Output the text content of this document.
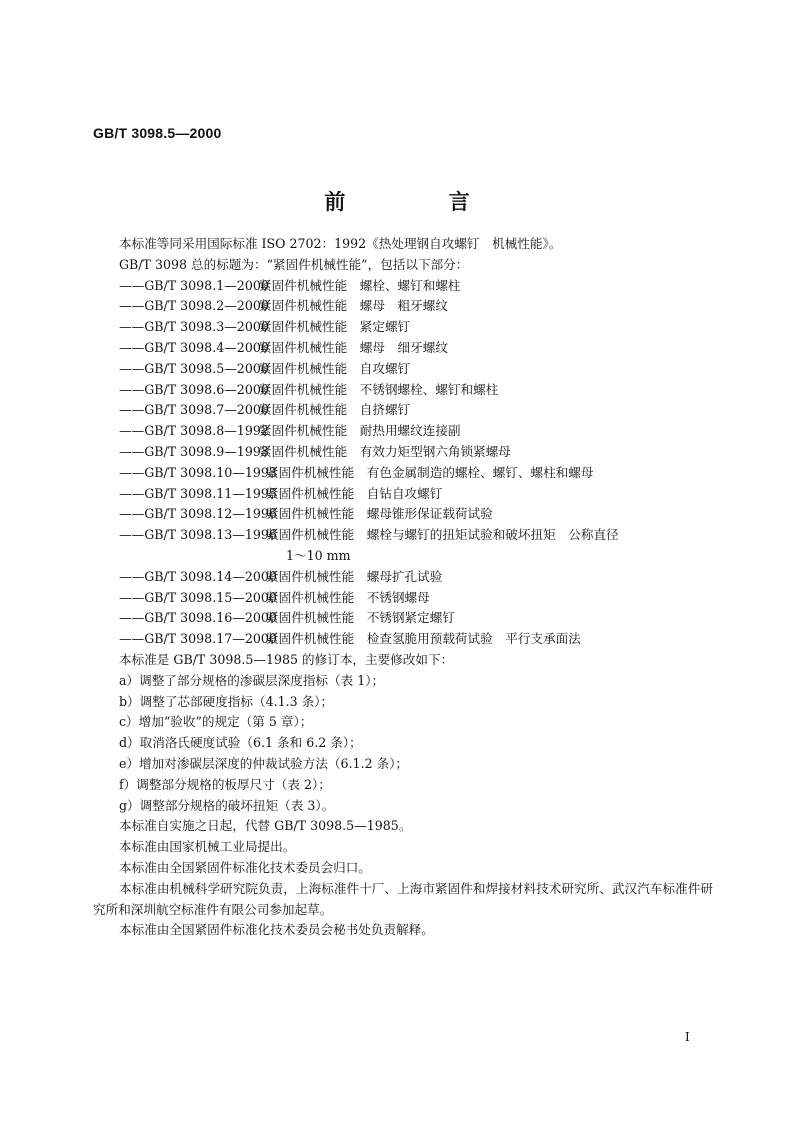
GB/T 3098.5—2000
前 言
本标准等同采用国际标准 ISO 2702：1992《热处理钢自攻螺钉　机械性能》。
GB/T 3098 总的标题为：“紧固件机械性能”，包括以下部分：
——GB/T 3098.1—2000
紧固件机械性能　螺栓、螺钉和螺柱
——GB/T 3098.2—2000
紧固件机械性能　螺母　粗牙螺纹
——GB/T 3098.3—2000
紧固件机械性能　紧定螺钉
——GB/T 3098.4—2000
紧固件机械性能　螺母　细牙螺纹
——GB/T 3098.5—2000
紧固件机械性能　自攻螺钉
——GB/T 3098.6—2000
紧固件机械性能　不锈钢螺栓、螺钉和螺柱
——GB/T 3098.7—2000
紧固件机械性能　自挤螺钉
——GB/T 3098.8—1992
紧固件机械性能　耐热用螺纹连接副
——GB/T 3098.9—1993
紧固件机械性能　有效力矩型钢六角锁紧螺母
——GB/T 3098.10—1993
紧固件机械性能　有色金属制造的螺栓、螺钉、螺柱和螺母
——GB/T 3098.11—1995
紧固件机械性能　自钻自攻螺钉
——GB/T 3098.12—1996
紧固件机械性能　螺母锥形保证载荷试验
——GB/T 3098.13—1996
紧固件机械性能　螺栓与螺钉的扭矩试验和破坏扭矩　公称直径
1～10 mm
——GB/T 3098.14—2000
紧固件机械性能　螺母扩孔试验
——GB/T 3098.15—2000
紧固件机械性能　不锈钢螺母
——GB/T 3098.16—2000
紧固件机械性能　不锈钢紧定螺钉
——GB/T 3098.17—2000
紧固件机械性能　检查氢脆用预载荷试验　平行支承面法
本标准是 GB/T 3098.5—1985 的修订本，主要修改如下：
a）调整了部分规格的渗碳层深度指标（表 1）；
b）调整了芯部硬度指标（4.1.3 条）；
c）增加“验收”的规定（第 5 章）；
d）取消洛氏硬度试验（6.1 条和 6.2 条）；
e）增加对渗碳层深度的仲裁试验方法（6.1.2 条）；
f）调整部分规格的板厚尺寸（表 2）；
g）调整部分规格的破坏扭矩（表 3）。
本标准自实施之日起，代替 GB/T 3098.5—1985。
本标准由国家机械工业局提出。
本标准由全国紧固件标准化技术委员会归口。
本标准由机械科学研究院负责，上海标准件十厂、上海市紧固件和焊接材料技术研究所、武汉汽车标准件研究所和深圳航空标准件有限公司参加起草。
本标准由全国紧固件标准化技术委员会秘书处负责解释。
I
....
## PROBLEM
Take every line above carrying "螺钉和螺柱" and return it.

## COMPLETED EXERCISE
紧固件机械性能　螺栓、螺钉和螺柱
紧固件机械性能　不锈钢螺栓、螺钉和螺柱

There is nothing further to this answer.